───── DATA FOR PROCESSING ─────

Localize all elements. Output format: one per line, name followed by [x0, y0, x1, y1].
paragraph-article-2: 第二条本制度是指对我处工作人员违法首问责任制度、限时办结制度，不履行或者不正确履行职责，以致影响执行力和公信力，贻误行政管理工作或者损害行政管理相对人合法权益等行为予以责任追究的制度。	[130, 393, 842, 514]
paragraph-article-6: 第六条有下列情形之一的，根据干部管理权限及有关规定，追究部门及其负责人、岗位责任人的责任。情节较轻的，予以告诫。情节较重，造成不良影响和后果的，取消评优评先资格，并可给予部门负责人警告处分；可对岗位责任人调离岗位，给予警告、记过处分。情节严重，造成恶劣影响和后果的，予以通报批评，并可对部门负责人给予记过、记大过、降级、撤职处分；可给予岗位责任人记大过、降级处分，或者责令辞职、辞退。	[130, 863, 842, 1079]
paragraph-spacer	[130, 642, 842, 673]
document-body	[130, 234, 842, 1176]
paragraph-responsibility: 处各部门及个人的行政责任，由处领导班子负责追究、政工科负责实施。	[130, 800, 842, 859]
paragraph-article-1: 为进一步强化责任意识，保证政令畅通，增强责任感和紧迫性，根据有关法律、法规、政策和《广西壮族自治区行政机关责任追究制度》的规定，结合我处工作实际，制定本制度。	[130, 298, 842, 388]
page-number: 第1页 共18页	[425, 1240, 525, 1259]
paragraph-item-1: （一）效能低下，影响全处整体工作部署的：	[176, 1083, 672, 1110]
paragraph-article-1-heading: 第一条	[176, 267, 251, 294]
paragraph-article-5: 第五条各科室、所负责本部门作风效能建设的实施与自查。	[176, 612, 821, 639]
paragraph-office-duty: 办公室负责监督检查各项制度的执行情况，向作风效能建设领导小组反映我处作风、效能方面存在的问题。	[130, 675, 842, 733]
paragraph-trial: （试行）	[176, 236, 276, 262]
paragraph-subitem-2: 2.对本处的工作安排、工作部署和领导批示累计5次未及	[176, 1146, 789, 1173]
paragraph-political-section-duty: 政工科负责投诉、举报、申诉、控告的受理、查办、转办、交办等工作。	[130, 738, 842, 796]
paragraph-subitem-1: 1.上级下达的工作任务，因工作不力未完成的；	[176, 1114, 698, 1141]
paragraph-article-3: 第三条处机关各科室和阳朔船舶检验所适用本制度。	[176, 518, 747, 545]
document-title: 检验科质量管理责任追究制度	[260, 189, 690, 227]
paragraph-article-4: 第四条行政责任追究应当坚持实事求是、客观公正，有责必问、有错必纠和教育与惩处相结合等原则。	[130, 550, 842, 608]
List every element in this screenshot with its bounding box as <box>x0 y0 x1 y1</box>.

─────
───── DATA FOR PROCESSING ─────

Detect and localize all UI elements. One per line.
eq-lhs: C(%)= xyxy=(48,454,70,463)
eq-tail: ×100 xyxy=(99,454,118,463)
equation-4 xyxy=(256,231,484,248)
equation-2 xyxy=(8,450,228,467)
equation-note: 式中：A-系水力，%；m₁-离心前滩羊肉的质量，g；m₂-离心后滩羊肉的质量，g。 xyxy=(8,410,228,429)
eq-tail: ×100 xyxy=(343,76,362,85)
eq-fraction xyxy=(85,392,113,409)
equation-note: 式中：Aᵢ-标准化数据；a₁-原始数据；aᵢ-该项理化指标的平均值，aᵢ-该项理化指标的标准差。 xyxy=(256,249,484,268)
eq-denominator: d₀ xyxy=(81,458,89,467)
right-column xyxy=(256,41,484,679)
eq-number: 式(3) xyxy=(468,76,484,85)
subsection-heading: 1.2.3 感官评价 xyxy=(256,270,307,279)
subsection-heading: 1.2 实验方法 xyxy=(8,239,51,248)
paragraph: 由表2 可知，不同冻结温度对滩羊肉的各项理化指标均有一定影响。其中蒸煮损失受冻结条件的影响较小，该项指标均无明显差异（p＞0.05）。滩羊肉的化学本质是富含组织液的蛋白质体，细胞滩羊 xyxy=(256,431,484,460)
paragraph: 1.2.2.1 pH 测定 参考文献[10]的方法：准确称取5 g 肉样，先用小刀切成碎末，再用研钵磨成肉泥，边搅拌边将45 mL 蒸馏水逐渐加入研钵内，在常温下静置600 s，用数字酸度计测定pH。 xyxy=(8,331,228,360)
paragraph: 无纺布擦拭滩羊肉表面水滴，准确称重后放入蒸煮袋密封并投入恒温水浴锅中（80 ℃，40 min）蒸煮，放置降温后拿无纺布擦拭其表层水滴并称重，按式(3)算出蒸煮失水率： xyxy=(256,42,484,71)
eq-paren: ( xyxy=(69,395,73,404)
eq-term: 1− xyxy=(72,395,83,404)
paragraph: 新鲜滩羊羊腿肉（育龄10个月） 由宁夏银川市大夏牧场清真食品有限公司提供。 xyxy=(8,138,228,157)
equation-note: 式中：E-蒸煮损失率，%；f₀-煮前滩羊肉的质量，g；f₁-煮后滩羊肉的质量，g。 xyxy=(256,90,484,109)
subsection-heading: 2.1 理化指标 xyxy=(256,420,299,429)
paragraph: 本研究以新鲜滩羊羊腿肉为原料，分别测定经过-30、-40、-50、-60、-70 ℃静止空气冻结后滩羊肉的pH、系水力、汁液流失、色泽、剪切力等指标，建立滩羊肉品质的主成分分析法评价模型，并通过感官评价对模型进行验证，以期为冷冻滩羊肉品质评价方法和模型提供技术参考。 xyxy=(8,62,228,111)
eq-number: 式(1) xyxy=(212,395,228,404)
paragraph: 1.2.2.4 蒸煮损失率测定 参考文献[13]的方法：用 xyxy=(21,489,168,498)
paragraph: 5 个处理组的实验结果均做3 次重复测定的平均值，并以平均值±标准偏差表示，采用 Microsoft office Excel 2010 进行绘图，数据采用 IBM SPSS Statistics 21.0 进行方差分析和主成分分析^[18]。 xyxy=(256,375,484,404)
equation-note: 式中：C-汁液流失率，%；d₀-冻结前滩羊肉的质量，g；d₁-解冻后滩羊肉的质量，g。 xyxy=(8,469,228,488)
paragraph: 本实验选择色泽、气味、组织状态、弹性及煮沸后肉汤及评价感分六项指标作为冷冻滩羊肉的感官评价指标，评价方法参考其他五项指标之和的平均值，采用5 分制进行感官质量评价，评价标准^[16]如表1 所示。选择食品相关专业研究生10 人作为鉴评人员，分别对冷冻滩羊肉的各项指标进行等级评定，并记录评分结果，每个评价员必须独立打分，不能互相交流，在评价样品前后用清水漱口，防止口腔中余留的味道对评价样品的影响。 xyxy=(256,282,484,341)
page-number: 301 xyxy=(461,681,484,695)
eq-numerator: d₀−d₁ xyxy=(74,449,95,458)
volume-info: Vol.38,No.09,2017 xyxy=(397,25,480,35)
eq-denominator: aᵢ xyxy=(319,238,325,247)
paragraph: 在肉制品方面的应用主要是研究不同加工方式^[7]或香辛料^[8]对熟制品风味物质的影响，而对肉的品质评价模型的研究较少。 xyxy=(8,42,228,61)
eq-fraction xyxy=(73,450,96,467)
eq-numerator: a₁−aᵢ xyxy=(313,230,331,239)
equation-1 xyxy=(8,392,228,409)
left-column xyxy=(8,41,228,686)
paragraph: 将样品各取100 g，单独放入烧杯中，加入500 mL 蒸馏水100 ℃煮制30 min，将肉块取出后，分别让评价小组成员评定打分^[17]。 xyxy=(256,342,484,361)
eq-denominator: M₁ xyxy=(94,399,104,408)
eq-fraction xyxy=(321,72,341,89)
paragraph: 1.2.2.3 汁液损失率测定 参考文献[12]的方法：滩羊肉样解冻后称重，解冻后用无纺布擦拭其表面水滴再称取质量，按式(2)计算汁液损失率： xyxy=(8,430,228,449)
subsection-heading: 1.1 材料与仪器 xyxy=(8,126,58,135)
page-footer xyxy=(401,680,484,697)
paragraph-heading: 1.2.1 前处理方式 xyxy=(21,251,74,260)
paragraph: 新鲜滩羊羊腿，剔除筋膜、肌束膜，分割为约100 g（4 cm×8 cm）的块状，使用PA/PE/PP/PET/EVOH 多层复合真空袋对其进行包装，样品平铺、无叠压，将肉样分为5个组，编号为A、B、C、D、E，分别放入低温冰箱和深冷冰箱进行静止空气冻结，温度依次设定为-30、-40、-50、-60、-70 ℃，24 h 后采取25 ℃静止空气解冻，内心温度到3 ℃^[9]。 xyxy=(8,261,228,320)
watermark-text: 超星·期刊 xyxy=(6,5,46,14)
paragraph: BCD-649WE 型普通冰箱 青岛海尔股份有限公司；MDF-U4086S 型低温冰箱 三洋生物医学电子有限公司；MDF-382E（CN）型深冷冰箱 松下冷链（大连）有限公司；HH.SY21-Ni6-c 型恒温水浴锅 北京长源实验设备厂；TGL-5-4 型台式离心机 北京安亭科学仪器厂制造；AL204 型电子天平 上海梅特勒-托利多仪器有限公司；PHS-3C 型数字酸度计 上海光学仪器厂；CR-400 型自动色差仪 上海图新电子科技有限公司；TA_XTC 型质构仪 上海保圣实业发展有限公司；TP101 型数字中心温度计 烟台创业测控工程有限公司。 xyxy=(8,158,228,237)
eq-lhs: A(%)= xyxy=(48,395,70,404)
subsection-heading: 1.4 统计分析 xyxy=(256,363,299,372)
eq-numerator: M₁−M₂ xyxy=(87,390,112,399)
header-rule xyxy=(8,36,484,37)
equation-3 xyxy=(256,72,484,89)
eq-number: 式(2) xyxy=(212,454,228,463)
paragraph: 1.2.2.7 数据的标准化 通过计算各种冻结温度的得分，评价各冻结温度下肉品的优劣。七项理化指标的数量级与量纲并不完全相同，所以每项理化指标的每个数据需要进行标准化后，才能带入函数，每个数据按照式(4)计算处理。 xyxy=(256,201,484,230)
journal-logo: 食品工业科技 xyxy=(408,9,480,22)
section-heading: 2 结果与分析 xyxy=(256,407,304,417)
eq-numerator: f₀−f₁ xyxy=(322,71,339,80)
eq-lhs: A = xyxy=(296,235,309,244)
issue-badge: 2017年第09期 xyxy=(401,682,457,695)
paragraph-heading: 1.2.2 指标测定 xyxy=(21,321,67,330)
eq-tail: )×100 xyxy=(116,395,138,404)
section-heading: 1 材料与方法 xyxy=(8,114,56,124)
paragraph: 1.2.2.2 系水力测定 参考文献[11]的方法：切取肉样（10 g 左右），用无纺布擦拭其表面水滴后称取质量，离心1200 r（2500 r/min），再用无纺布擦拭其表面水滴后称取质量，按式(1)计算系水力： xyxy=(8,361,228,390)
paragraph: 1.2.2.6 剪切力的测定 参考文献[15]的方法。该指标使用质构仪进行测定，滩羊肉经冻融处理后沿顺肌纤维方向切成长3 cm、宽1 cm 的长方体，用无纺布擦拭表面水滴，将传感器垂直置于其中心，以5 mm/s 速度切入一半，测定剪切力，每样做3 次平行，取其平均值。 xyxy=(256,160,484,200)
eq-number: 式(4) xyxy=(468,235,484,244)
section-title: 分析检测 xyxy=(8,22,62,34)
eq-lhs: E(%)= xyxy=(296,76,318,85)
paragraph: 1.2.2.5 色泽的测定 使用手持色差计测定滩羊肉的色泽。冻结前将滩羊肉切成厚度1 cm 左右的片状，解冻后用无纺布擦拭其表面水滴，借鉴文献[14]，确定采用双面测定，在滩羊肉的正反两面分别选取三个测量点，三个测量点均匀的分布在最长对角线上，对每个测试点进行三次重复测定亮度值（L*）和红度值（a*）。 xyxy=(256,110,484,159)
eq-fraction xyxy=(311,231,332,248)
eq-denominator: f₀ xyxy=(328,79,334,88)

─────

PROMPT: Copy out the lines from the one containing "Localize all elements." through the one containing "393, 842, 514]", including both of those lines.

FINISHED TASK:
Localize all elements. Output format: one per line, name followed by [x0, y0, x1, y1].
paragraph-article-2: 第二条本制度是指对我处工作人员违法首问责任制度、限时办结制度，不履行或者不正确履行职责，以致影响执行力和公信力，贻误行政管理工作或者损害行政管理相对人合法权益等行为予以责任追究的制度。	[130, 393, 842, 514]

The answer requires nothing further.